[What is required] Render every line of the records below as a JSON list of strings, one string per line, with blank lines left out. Omit the pictures from your answer.

* START Supplied data *

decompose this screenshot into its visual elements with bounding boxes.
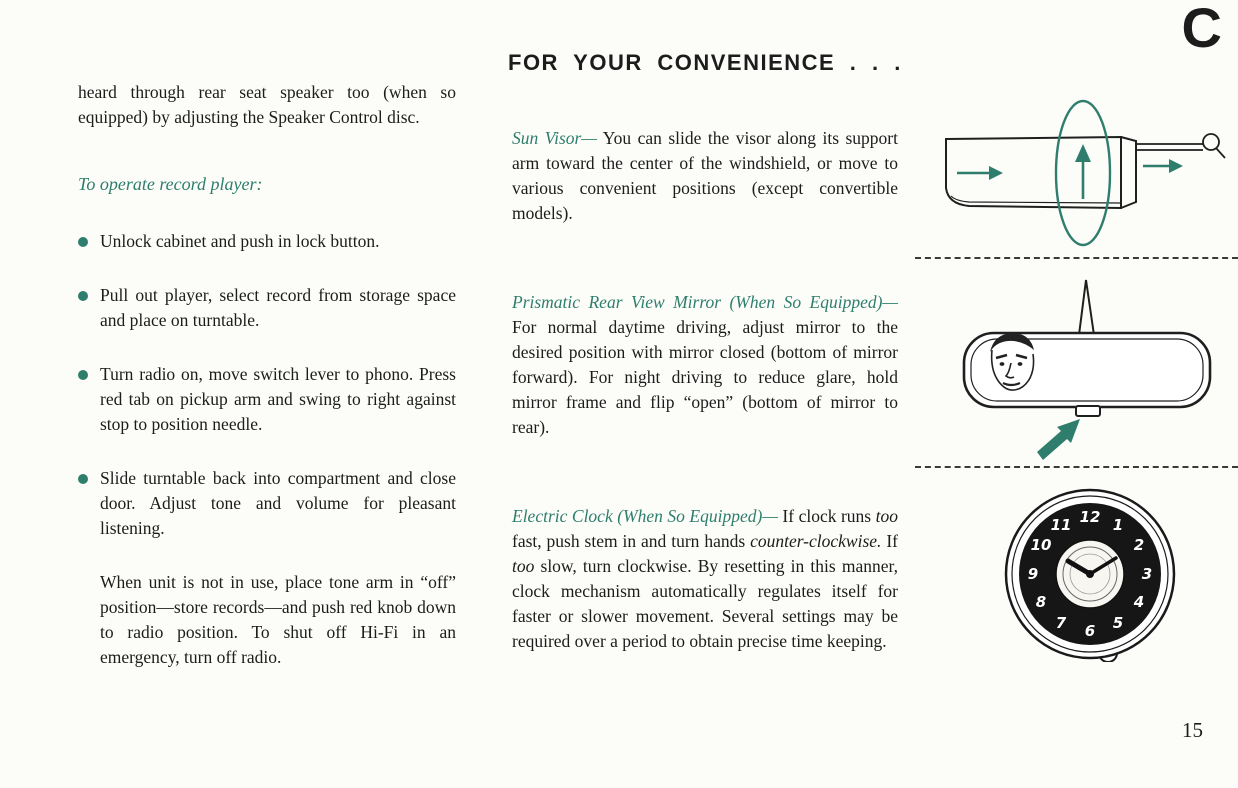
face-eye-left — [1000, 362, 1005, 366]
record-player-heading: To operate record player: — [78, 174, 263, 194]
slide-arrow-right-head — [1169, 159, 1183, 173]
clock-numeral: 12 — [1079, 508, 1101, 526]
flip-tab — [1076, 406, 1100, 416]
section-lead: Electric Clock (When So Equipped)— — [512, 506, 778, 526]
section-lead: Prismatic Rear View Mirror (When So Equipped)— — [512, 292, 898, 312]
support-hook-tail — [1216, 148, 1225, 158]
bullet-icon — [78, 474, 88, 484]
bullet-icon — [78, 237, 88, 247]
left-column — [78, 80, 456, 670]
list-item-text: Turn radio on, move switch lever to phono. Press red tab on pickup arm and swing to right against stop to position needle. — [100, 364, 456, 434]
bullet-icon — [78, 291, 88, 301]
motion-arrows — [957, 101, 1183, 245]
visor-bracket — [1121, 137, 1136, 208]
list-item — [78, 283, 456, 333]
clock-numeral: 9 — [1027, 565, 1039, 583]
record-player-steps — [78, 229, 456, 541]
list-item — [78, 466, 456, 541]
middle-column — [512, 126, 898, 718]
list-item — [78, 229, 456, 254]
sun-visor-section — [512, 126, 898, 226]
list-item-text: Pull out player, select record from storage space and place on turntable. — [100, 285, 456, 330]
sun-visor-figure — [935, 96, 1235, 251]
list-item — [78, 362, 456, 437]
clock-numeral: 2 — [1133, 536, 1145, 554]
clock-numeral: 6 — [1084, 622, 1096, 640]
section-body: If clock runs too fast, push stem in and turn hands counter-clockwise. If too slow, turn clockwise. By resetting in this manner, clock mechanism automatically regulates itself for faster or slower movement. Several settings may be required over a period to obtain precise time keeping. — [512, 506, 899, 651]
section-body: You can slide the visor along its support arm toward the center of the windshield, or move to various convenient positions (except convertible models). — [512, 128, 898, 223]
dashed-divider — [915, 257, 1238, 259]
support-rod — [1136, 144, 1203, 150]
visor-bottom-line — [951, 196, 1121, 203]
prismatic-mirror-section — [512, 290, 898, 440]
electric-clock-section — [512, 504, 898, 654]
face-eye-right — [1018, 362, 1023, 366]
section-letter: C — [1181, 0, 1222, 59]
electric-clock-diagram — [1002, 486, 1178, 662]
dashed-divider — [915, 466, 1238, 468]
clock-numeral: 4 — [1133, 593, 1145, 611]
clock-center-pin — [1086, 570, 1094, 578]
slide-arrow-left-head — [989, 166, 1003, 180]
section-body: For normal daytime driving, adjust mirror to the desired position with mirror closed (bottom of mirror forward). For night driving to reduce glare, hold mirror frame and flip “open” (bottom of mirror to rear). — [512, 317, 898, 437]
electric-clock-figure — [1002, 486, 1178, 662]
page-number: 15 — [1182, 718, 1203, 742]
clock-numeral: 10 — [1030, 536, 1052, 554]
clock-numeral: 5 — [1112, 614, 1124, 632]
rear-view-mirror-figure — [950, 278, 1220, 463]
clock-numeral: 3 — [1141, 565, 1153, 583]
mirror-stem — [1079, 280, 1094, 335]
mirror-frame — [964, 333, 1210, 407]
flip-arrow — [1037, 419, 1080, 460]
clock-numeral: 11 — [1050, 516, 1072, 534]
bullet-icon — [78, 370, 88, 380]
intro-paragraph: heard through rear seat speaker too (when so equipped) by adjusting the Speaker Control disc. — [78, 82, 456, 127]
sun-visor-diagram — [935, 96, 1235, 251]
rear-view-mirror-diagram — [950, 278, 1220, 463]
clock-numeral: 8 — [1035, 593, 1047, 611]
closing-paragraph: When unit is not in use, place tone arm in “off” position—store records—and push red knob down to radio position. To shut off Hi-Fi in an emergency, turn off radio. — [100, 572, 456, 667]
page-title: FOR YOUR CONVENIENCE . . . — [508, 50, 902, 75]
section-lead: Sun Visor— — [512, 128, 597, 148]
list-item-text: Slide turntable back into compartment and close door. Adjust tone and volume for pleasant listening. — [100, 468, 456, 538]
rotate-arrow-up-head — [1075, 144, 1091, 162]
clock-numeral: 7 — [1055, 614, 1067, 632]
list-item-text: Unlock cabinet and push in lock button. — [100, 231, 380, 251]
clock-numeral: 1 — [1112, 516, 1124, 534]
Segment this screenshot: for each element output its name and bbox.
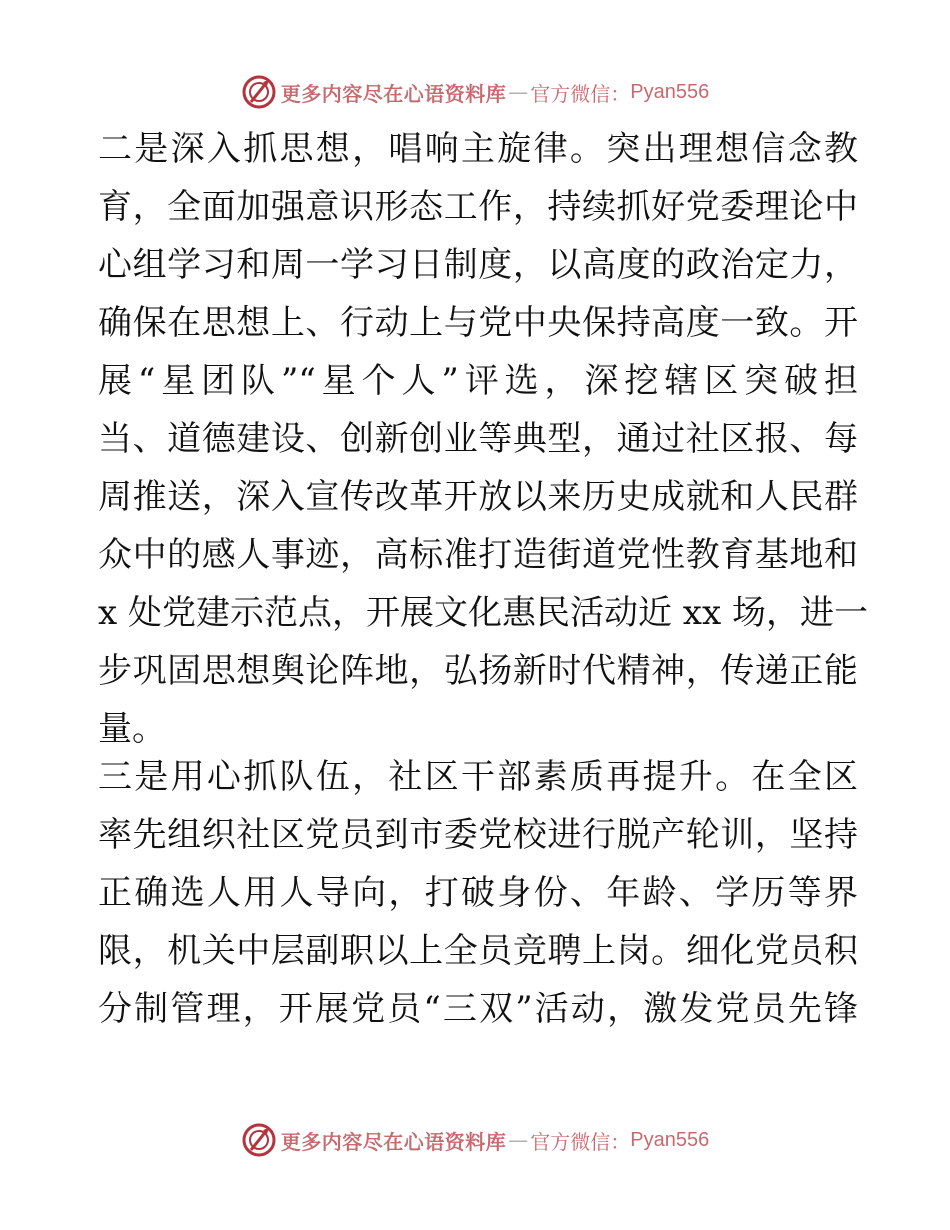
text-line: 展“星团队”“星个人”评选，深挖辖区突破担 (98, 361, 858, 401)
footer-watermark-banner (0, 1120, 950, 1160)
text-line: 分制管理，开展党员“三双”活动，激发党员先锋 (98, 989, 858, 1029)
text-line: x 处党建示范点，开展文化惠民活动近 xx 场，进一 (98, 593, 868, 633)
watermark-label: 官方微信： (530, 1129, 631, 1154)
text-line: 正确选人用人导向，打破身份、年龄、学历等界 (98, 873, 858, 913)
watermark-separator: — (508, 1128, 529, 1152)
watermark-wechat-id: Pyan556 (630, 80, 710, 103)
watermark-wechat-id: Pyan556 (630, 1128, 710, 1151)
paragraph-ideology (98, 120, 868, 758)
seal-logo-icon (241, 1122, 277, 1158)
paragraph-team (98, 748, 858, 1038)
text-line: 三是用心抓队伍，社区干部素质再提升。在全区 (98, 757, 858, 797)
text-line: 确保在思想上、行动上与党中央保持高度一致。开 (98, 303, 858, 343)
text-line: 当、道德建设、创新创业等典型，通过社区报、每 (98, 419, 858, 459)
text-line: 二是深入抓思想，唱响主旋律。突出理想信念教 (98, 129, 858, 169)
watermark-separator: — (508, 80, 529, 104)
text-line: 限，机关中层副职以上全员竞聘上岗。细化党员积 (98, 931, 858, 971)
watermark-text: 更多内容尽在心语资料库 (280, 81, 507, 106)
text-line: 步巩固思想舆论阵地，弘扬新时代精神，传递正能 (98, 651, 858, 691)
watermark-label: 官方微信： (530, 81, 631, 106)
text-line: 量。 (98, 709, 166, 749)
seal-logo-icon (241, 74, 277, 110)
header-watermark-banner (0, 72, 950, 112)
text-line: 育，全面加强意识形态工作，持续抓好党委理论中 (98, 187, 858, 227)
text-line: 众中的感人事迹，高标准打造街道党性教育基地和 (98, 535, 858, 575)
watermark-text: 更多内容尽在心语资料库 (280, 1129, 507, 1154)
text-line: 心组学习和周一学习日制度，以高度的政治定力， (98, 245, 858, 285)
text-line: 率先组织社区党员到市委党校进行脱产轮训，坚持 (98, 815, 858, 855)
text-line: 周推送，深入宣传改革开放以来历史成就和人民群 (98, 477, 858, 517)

* END Supplied data *

[Problem solution]
[
  "decompose this screenshot into its visual elements with bounding boxes.",
  "face-eye-left — [1000, 362, 1005, 366]",
  "record-player-heading: To operate record player: — [78, 174, 263, 194]",
  "slide-arrow-right-head — [1169, 159, 1183, 173]",
  "clock-numeral: 12 — [1079, 508, 1101, 526]",
  "flip-tab — [1076, 406, 1100, 416]",
  "section-lead: Electric Clock (When So Equipped)— — [512, 506, 778, 526]",
  "section-lead: Prismatic Rear View Mirror (When So Equipped)— — [512, 292, 898, 312]",
  "support-hook-tail — [1216, 148, 1225, 158]",
  "bullet-icon — [78, 474, 88, 484]",
  "bullet-icon — [78, 237, 88, 247]",
  "left-column — [78, 80, 456, 670]",
  "list-item-text: Turn radio on, move switch lever to phono. Press red tab on pickup arm and swing to right against stop to position needle. — [100, 364, 456, 434]",
  "bullet-icon — [78, 291, 88, 301]",
  "motion-arrows — [957, 101, 1183, 245]",
  "visor-bracket — [1121, 137, 1136, 208]",
  "list-item — [78, 283, 456, 333]",
  "clock-numeral: 9 — [1027, 565, 1039, 583]",
  "record-player-steps — [78, 229, 456, 541]",
  "list-item — [78, 466, 456, 541]",
  "middle-column — [512, 126, 898, 718]",
  "list-item — [78, 229, 456, 254]",
  "sun-visor-section — [512, 126, 898, 226]",
  "list-item-text: Pull out player, select record from storage space and place on turntable. — [100, 285, 456, 330]",
  "sun-visor-figure — [935, 96, 1235, 251]",
  "list-item — [78, 362, 456, 437]",
  "clock-numeral: 2 — [1133, 536, 1145, 554]",
  "clock-numeral: 6 — [1084, 622, 1096, 640]",
  "section-body: If clock runs too fast, push stem in and turn hands counter-clockwise. If too slow, turn clockwise. By resetting in this manner, clock mechanism automatically regulates itself for faster or slower movement. Several settings may be required over a period to obtain precise time keeping. — [512, 506, 899, 651]",
  "section-body: You can slide the visor along its support arm toward the center of the windshield, or move to various convenient positions (except convertible models). — [512, 128, 898, 223]",
  "dashed-divider — [915, 257, 1238, 259]",
  "support-rod — [1136, 144, 1203, 150]",
  "visor-bottom-line — [951, 196, 1121, 203]",
  "prismatic-mirror-section — [512, 290, 898, 440]",
  "electric-clock-section — [512, 504, 898, 654]",
  "face-eye-right — [1018, 362, 1023, 366]",
  "section-letter: C — [1181, 0, 1222, 59]",
  "electric-clock-diagram — [1002, 486, 1178, 662]",
  "dashed-divider — [915, 466, 1238, 468]",
  "clock-numeral: 4 — [1133, 593, 1145, 611]",
  "clock-center-pin — [1086, 570, 1094, 578]",
  "slide-arrow-left-head — [989, 166, 1003, 180]",
  "section-body: For normal daytime driving, adjust mirror to the desired position with mirror closed (bottom of mirror forward). For night driving to reduce glare, hold mirror frame and flip “open” (bottom of mirror to rear). — [512, 317, 898, 437]",
  "electric-clock-figure — [1002, 486, 1178, 662]",
  "page-number: 15 — [1182, 718, 1203, 742]",
  "clock-numeral: 10 — [1030, 536, 1052, 554]",
  "clock-numeral: 5 — [1112, 614, 1124, 632]",
  "rear-view-mirror-figure — [950, 278, 1220, 463]",
  "clock-numeral: 3 — [1141, 565, 1153, 583]",
  "mirror-stem — [1079, 280, 1094, 335]",
  "mirror-frame — [964, 333, 1210, 407]",
  "flip-arrow — [1037, 419, 1080, 460]",
  "clock-numeral: 11 — [1050, 516, 1072, 534]",
  "bullet-icon — [78, 370, 88, 380]",
  "intro-paragraph: heard through rear seat speaker too (when so equipped) by adjusting the Speaker Control disc. — [78, 82, 456, 127]",
  "sun-visor-diagram — [935, 96, 1235, 251]",
  "rear-view-mirror-diagram — [950, 278, 1220, 463]",
  "clock-numeral: 8 — [1035, 593, 1047, 611]",
  "closing-paragraph: When unit is not in use, place tone arm in “off” position—store records—and push red knob down to radio position. To shut off Hi-Fi in an emergency, turn off radio. — [100, 572, 456, 667]",
  "page-title: FOR YOUR CONVENIENCE . . . — [508, 50, 902, 75]",
  "section-lead: Sun Visor— — [512, 128, 597, 148]",
  "list-item-text: Slide turntable back into compartment and close door. Adjust tone and volume for pleasant listening. — [100, 468, 456, 538]",
  "rotate-arrow-up-head — [1075, 144, 1091, 162]",
  "clock-numeral: 7 — [1055, 614, 1067, 632]",
  "list-item-text: Unlock cabinet and push in lock button. — [100, 231, 380, 251]",
  "clock-numeral: 1 — [1112, 516, 1124, 534]",
  "Segment this screenshot: for each element output its name and bbox.",
  "text-line: 展“星团队”“星个人”评选，深挖辖区突破担 (98, 361, 858, 401)",
  "footer-watermark-banner (0, 1120, 950, 1160)",
  "text-line: 分制管理，开展党员“三双”活动，激发党员先锋 (98, 989, 858, 1029)",
  "text-line: x 处党建示范点，开展文化惠民活动近 xx 场，进一 (98, 593, 868, 633)",
  "watermark-label: 官方微信： (530, 1129, 631, 1154)",
  "text-line: 正确选人用人导向，打破身份、年龄、学历等界 (98, 873, 858, 913)",
  "watermark-separator: — (508, 1128, 529, 1152)",
  "watermark-wechat-id: Pyan556 (630, 80, 710, 103)",
  "watermark-wechat-id: Pyan556 (630, 1128, 710, 1151)",
  "paragraph-ideology (98, 120, 868, 758)",
  "seal-logo-icon (241, 1122, 277, 1158)",
  "paragraph-team (98, 748, 858, 1038)",
  "text-line: 三是用心抓队伍，社区干部素质再提升。在全区 (98, 757, 858, 797)",
  "text-line: 确保在思想上、行动上与党中央保持高度一致。开 (98, 303, 858, 343)",
  "text-line: 当、道德建设、创新创业等典型，通过社区报、每 (98, 419, 858, 459)",
  "text-line: 二是深入抓思想，唱响主旋律。突出理想信念教 (98, 129, 858, 169)",
  "watermark-separator: — (508, 80, 529, 104)",
  "text-line: 限，机关中层副职以上全员竞聘上岗。细化党员积 (98, 931, 858, 971)",
  "watermark-text: 更多内容尽在心语资料库 (280, 81, 507, 106)",
  "text-line: 步巩固思想舆论阵地，弘扬新时代精神，传递正能 (98, 651, 858, 691)",
  "watermark-label: 官方微信： (530, 81, 631, 106)",
  "text-line: 量。 (98, 709, 166, 749)",
  "seal-logo-icon (241, 74, 277, 110)",
  "header-watermark-banner (0, 72, 950, 112)",
  "text-line: 育，全面加强意识形态工作，持续抓好党委理论中 (98, 187, 858, 227)",
  "text-line: 众中的感人事迹，高标准打造街道党性教育基地和 (98, 535, 858, 575)",
  "watermark-text: 更多内容尽在心语资料库 (280, 1129, 507, 1154)",
  "text-line: 心组学习和周一学习日制度，以高度的政治定力， (98, 245, 858, 285)",
  "text-line: 率先组织社区党员到市委党校进行脱产轮训，坚持 (98, 815, 858, 855)",
  "text-line: 周推送，深入宣传改革开放以来历史成就和人民群 (98, 477, 858, 517)"
]